▶ [Task description]: Search the records for the word "take" and pick out every line that has it.

(Collection entries)
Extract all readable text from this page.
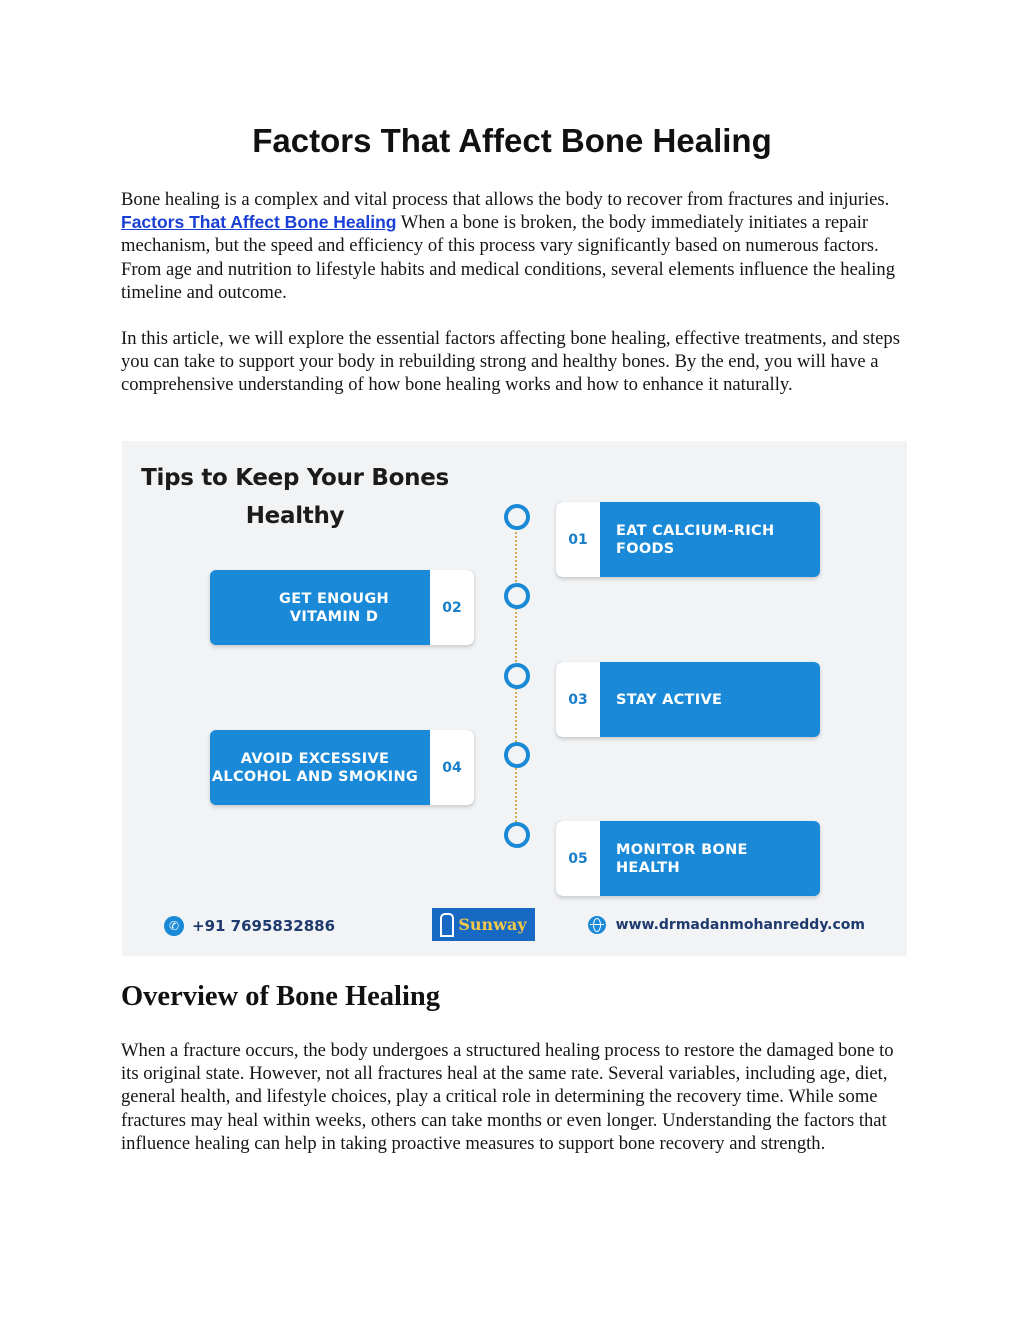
Factors That Affect Bone Healing

Bone healing is a complex and vital process that allows the body to recover from fractures and injuries. Factors That Affect Bone Healing When a bone is broken, the body immediately initiates a repair mechanism, but the speed and efficiency of this process vary significantly based on numerous factors. From age and nutrition to lifestyle habits and medical conditions, several elements influence the healing timeline and outcome.

In this article, we will explore the essential factors affecting bone healing, effective treatments, and steps you can take to support your body in rebuilding strong and healthy bones. By the end, you will have a comprehensive understanding of how bone healing works and how to enhance it naturally.

Tips to Keep Your Bones Healthy
01
EAT CALCIUM-RICH FOODS
GET ENOUGH VITAMIN D
02
03	STAY ACTIVE
AVOID EXCESSIVE ALCOHOL AND SMOKING
04
05
MONITOR BONE HEALTH
✆ +91 7695832886	Sunway	www.drmadanmohanreddy.com
Overview of Bone Healing

When a fracture occurs, the body undergoes a structured healing process to restore the damaged bone to its original state. However, not all fractures heal at the same rate. Several variables, including age, diet, general health, and lifestyle choices, play a critical role in determining the recovery time. While some fractures may heal within weeks, others can take months or even longer. Understanding the factors that influence healing can help in taking proactive measures to support bone recovery and strength.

▶ [Solution to the exercise]:
In this article, we will explore the essential factors affecting bone healing, effective treatments, and steps you can take to support your body in rebuilding strong and healthy bones. By the end, you will have a comprehensive understanding of how bone healing works and how to enhance it naturally.
When a fracture occurs, the body undergoes a structured healing process to restore the damaged bone to its original state. However, not all fractures heal at the same rate. Several variables, including age, diet, general health, and lifestyle choices, play a critical role in determining the recovery time. While some fractures may heal within weeks, others can take months or even longer. Understanding the factors that influence healing can help in taking proactive measures to support bone recovery and strength.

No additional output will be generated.